── RECORD EXTRACTS ──

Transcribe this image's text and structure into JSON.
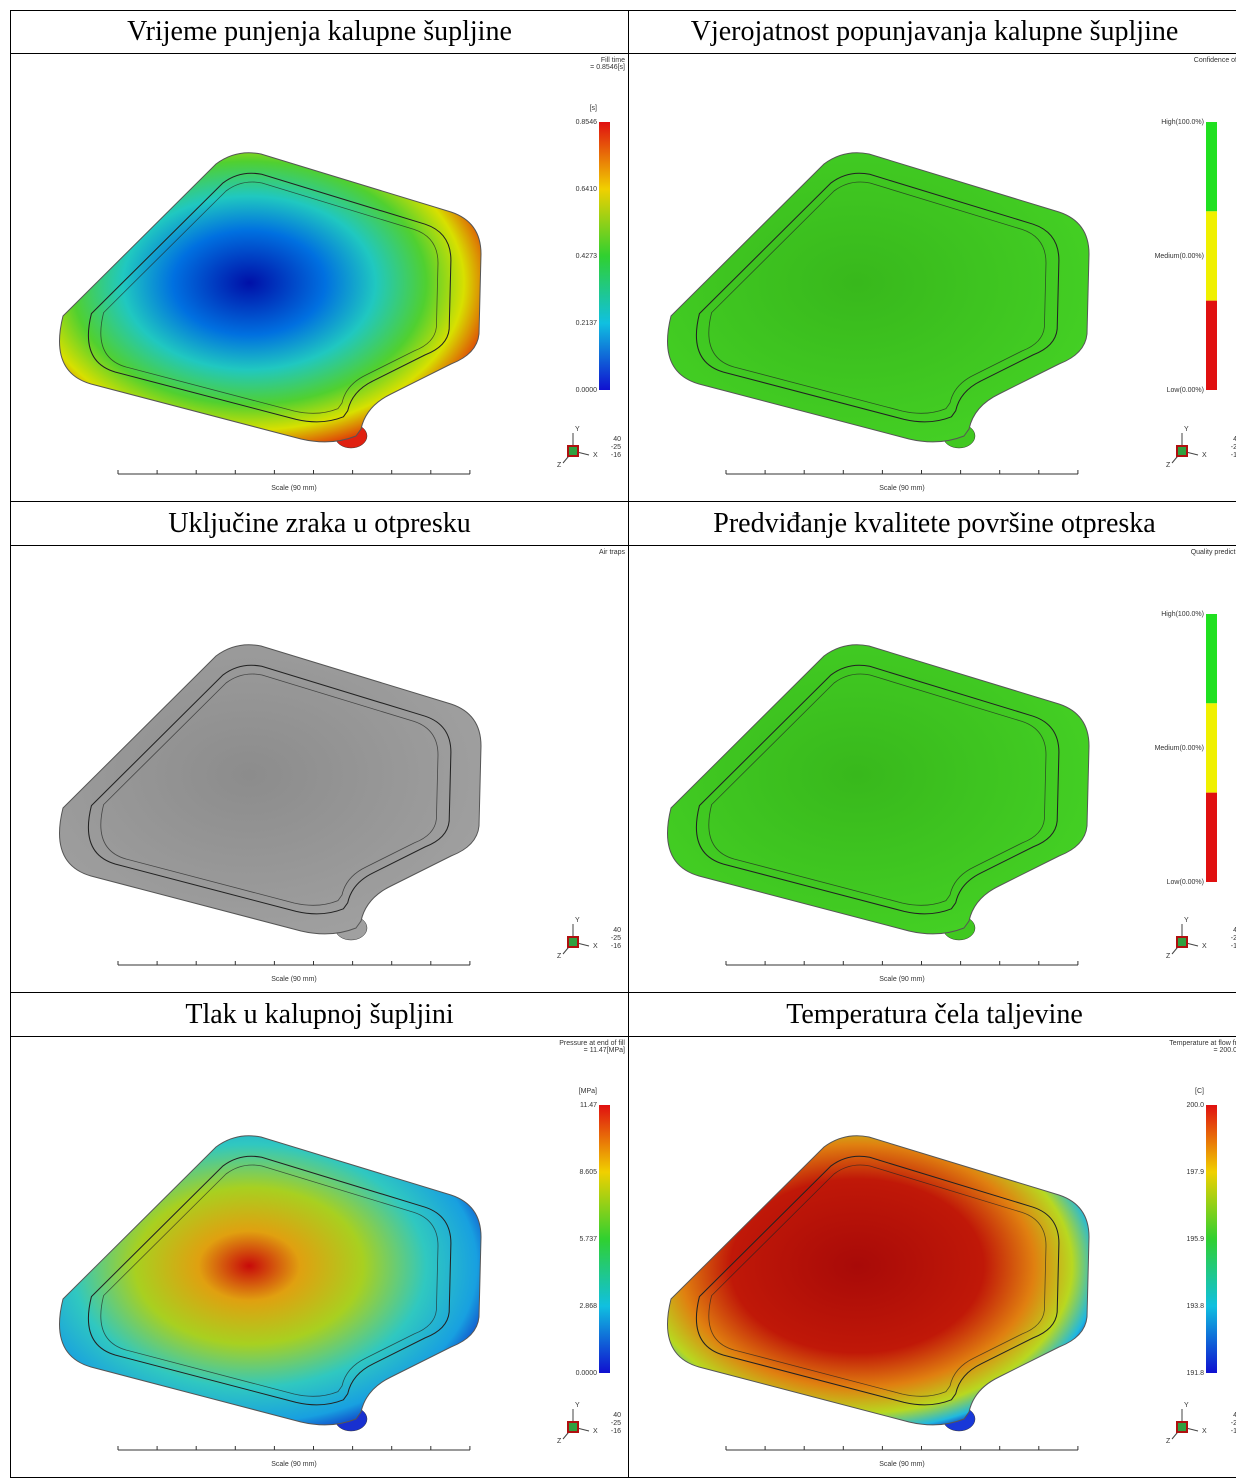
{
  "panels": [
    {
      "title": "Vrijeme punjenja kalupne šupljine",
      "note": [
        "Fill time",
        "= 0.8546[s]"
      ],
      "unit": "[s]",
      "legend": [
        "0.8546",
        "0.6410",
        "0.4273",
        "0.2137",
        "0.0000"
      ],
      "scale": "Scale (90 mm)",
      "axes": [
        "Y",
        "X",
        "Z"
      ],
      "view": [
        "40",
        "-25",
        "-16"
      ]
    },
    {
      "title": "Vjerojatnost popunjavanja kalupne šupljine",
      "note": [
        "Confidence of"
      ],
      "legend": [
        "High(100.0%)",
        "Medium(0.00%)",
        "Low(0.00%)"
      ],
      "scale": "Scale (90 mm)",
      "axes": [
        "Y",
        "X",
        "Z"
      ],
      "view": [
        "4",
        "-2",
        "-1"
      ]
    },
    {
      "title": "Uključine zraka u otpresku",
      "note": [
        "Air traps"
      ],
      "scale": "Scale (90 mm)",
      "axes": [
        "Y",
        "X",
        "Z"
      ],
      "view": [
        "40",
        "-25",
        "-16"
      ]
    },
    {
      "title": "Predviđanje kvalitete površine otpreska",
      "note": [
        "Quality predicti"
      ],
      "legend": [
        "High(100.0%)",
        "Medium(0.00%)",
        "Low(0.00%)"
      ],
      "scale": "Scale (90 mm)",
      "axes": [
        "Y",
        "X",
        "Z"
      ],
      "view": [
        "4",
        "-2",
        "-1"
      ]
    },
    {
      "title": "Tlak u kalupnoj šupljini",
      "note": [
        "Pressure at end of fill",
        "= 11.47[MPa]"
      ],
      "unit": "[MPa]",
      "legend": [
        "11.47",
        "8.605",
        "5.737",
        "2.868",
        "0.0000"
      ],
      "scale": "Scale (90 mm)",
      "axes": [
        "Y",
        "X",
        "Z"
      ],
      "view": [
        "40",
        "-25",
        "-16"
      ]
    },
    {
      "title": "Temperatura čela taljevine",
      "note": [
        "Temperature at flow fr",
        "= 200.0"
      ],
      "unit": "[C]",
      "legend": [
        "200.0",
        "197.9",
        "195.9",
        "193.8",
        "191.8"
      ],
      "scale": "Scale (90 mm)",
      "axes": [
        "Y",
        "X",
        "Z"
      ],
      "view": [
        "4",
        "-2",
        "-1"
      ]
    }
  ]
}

───
── RECORD EXTRACTS ──

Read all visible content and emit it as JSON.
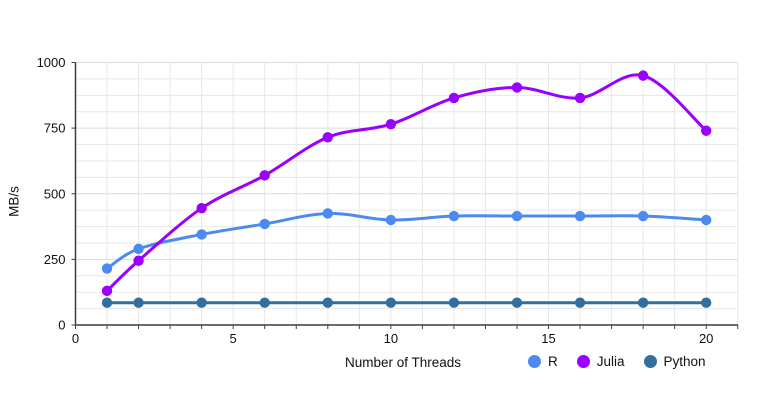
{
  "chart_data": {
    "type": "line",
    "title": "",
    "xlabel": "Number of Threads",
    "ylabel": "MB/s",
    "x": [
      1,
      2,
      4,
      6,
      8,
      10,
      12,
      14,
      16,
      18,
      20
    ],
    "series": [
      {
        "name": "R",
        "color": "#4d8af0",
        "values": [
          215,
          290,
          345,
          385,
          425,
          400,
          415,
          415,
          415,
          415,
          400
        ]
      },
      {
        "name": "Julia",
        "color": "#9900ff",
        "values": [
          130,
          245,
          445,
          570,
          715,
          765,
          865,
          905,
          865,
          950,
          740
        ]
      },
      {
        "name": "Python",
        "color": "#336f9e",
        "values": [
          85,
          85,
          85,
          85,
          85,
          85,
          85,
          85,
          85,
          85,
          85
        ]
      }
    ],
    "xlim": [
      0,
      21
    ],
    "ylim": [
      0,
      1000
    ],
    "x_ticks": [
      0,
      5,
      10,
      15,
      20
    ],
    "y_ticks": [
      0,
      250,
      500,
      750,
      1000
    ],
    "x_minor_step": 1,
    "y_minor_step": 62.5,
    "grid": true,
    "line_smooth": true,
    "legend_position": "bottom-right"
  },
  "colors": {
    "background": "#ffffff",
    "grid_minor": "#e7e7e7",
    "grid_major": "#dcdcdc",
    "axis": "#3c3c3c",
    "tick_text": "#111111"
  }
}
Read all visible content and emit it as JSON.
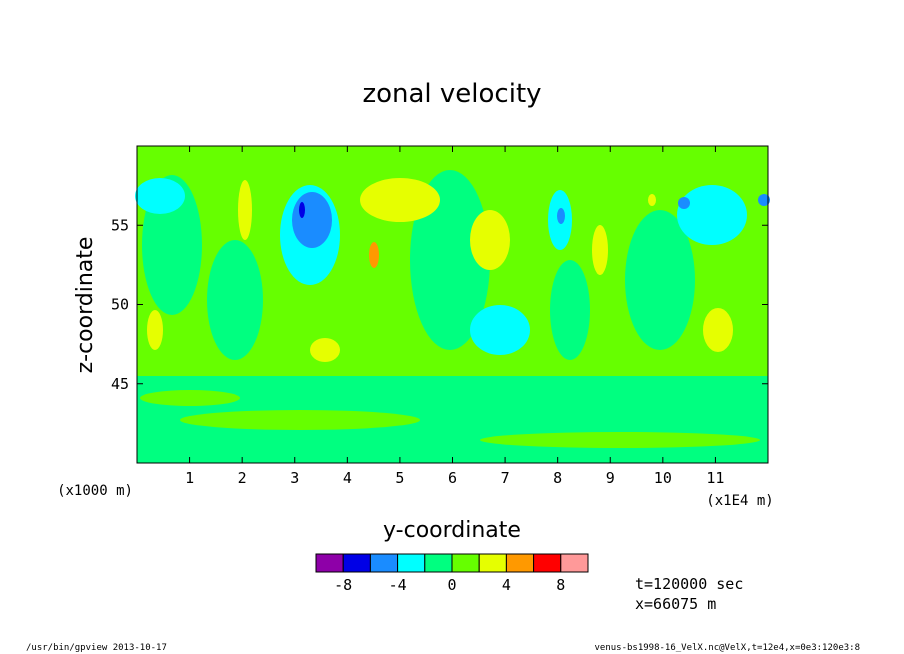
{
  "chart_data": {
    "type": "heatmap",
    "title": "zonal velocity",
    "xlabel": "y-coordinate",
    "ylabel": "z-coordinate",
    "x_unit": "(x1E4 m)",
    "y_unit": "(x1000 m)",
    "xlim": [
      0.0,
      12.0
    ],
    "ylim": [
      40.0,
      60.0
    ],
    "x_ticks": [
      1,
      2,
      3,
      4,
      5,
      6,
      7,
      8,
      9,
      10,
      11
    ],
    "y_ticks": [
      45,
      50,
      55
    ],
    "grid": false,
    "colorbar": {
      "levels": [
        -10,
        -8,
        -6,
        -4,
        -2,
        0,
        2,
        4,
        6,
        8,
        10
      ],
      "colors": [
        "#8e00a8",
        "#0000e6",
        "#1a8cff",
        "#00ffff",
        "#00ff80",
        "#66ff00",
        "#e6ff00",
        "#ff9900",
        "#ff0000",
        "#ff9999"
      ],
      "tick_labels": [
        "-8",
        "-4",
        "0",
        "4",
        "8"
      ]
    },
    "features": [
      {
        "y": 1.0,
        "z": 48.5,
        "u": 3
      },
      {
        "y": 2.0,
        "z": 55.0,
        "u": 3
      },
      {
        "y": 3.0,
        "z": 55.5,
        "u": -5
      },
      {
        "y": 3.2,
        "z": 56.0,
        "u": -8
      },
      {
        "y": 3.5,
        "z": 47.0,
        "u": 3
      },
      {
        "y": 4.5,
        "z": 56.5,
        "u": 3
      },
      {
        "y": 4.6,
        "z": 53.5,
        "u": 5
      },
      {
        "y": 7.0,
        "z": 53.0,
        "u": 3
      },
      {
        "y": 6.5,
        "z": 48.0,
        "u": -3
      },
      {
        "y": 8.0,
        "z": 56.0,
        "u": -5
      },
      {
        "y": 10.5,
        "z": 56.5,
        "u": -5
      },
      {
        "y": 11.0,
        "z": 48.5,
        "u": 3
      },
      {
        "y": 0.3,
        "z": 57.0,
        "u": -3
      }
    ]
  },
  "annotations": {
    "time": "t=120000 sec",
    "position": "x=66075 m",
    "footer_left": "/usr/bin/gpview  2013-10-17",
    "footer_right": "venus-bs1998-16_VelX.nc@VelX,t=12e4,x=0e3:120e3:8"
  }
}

───
── RECORD EXTRACTS ──

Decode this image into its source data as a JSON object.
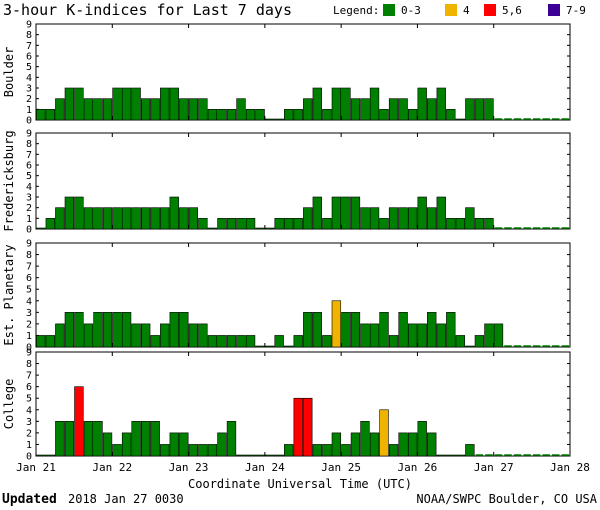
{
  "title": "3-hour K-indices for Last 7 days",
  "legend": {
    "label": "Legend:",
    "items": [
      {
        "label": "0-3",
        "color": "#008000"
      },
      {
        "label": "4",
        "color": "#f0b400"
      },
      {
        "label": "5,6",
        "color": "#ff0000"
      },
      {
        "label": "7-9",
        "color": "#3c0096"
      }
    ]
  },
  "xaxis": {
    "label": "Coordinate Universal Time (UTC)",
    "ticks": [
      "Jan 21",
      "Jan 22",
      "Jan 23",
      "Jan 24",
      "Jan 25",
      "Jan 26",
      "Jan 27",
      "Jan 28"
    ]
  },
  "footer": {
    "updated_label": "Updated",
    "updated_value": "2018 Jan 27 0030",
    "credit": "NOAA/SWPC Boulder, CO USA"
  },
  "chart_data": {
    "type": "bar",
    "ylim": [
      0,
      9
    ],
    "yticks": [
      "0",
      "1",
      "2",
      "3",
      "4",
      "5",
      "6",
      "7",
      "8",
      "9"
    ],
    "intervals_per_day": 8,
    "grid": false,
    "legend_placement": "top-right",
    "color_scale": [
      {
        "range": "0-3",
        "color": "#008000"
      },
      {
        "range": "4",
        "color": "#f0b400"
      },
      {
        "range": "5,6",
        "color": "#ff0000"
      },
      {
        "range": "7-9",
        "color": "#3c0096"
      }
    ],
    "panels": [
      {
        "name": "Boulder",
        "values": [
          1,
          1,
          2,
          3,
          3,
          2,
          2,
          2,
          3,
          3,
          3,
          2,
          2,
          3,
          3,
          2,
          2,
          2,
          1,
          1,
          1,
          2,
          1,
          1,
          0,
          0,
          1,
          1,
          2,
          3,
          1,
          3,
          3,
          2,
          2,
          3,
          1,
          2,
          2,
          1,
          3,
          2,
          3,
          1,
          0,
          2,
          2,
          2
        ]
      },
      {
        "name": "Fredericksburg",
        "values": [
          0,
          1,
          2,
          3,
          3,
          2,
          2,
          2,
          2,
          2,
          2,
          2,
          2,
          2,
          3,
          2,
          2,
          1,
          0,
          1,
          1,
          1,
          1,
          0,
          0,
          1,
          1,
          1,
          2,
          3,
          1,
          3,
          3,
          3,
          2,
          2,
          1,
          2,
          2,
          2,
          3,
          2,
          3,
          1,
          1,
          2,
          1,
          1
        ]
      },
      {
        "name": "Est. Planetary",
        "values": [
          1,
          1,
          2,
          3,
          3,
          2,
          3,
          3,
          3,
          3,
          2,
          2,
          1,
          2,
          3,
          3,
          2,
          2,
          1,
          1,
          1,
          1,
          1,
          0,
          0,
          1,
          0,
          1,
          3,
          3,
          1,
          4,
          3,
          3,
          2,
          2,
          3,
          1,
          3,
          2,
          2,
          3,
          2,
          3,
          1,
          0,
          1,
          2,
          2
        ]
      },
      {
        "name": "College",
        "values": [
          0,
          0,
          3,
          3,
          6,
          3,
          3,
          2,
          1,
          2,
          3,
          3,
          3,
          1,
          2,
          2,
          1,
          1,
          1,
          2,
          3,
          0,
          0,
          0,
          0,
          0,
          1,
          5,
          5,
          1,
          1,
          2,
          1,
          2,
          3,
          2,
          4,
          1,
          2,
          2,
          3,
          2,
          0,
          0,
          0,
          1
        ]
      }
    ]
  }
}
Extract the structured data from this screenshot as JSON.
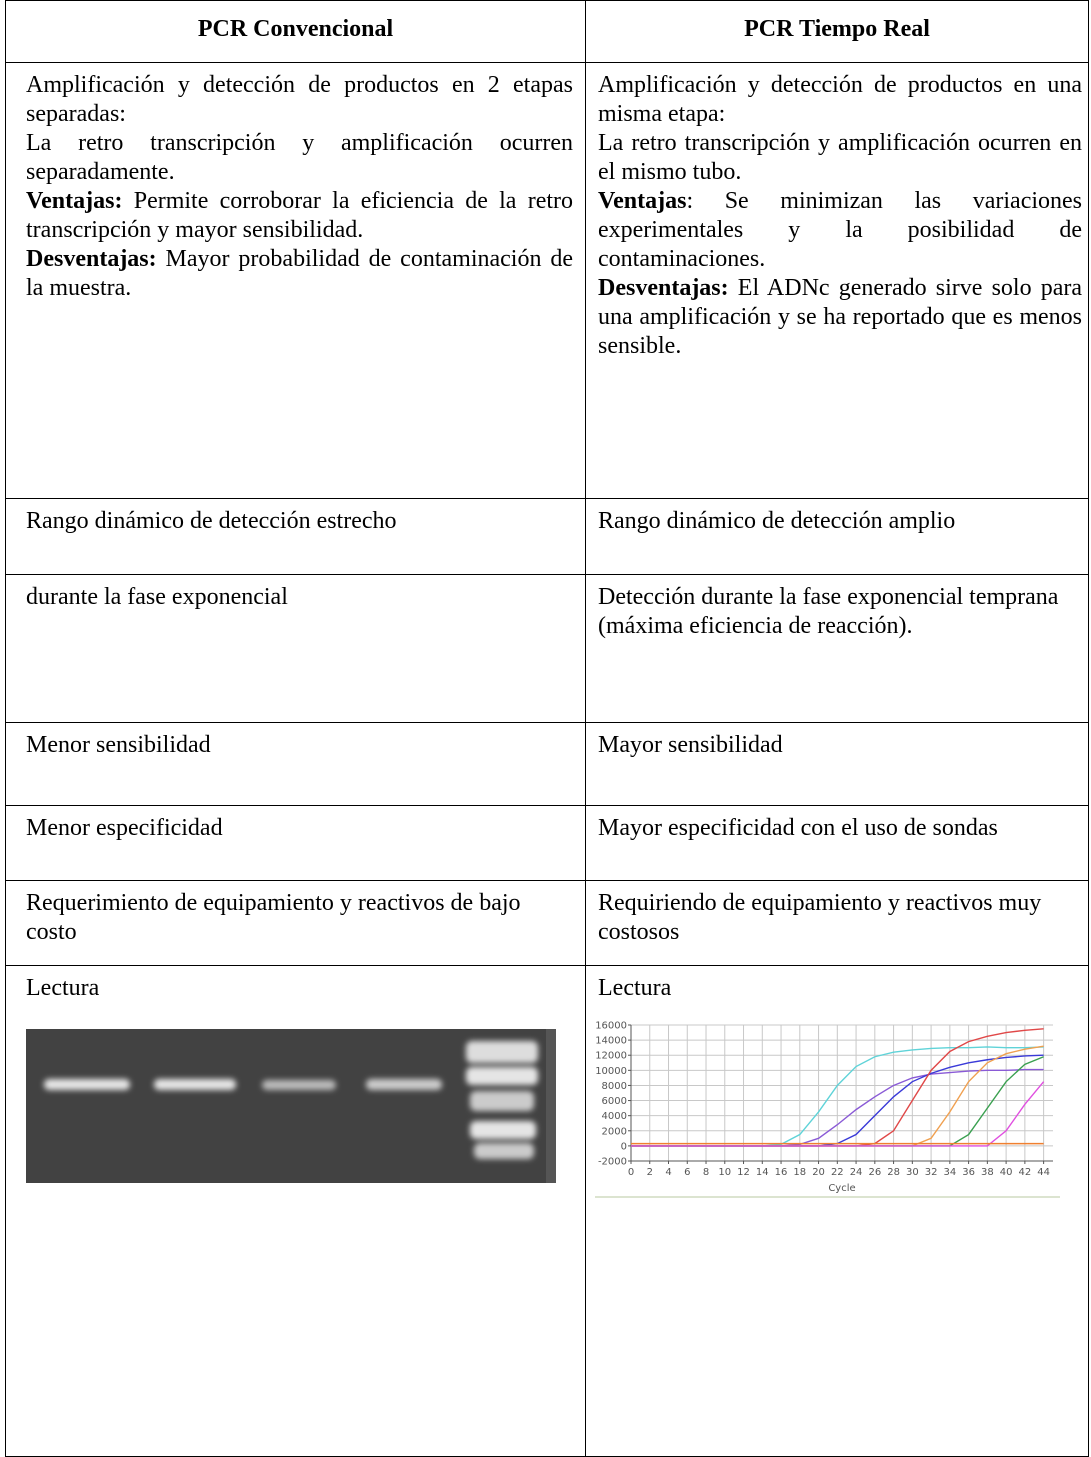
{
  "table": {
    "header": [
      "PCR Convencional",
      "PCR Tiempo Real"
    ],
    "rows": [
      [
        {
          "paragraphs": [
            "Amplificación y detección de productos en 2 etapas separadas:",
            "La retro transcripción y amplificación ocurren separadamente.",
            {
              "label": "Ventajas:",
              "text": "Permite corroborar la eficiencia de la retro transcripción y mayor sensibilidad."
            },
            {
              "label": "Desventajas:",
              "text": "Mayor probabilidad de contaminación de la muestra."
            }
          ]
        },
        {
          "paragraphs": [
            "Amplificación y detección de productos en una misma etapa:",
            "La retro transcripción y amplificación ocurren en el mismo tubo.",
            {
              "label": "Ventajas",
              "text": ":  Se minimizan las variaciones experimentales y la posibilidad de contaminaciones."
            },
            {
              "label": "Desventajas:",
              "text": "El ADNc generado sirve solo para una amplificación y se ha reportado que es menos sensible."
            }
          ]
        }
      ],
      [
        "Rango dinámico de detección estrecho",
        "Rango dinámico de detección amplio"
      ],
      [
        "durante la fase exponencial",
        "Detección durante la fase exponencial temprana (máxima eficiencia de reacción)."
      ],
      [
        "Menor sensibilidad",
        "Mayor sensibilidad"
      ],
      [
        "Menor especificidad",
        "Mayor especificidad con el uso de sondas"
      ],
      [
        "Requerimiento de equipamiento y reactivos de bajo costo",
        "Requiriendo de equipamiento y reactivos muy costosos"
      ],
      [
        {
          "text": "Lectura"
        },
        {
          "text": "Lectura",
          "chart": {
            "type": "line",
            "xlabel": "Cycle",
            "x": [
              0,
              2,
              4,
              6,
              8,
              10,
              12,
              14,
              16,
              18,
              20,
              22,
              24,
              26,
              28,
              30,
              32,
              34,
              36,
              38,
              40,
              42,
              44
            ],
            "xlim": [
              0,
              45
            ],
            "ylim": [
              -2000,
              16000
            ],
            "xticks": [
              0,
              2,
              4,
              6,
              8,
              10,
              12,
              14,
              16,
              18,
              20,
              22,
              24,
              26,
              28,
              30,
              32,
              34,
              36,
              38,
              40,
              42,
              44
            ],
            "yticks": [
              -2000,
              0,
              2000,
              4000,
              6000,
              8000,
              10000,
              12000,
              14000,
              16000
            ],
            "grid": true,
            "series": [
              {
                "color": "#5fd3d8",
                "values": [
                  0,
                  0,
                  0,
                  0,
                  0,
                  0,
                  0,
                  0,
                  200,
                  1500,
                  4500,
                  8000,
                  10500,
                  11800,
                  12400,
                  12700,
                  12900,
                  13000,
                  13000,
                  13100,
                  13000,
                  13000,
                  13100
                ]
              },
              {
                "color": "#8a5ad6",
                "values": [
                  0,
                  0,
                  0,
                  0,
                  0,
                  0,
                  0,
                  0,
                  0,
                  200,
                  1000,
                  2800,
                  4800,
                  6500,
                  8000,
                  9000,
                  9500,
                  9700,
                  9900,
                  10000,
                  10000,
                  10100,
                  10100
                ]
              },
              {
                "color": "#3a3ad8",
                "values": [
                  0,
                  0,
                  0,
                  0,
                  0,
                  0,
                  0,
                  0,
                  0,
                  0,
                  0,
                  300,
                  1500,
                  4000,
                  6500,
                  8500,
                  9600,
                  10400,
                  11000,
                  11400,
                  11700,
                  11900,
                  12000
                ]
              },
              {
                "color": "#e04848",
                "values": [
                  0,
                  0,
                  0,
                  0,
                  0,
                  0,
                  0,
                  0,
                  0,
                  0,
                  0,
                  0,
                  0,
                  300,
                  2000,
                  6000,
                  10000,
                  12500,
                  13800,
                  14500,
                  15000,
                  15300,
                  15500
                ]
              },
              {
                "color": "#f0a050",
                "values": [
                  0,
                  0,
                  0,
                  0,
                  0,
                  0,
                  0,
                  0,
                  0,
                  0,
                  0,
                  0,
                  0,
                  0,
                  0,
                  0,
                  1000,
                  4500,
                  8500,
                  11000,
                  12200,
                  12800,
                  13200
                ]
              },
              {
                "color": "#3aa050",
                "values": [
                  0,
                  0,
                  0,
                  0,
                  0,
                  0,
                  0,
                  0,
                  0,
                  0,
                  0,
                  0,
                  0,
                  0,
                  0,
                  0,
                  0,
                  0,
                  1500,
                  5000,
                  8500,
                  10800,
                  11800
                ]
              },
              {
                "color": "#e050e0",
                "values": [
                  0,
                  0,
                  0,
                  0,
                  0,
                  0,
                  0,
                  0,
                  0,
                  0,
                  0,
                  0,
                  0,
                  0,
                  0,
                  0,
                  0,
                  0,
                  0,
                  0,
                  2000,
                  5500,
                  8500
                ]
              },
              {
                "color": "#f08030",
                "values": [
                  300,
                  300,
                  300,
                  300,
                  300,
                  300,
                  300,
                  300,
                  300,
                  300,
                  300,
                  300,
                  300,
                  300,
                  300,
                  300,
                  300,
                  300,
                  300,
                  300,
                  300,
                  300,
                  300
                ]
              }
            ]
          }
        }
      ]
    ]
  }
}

───

Report every line containing the word "image" from the listing above.

Transcribe this image's text and structure into JSON.
Decode this image into its source data as a JSON object.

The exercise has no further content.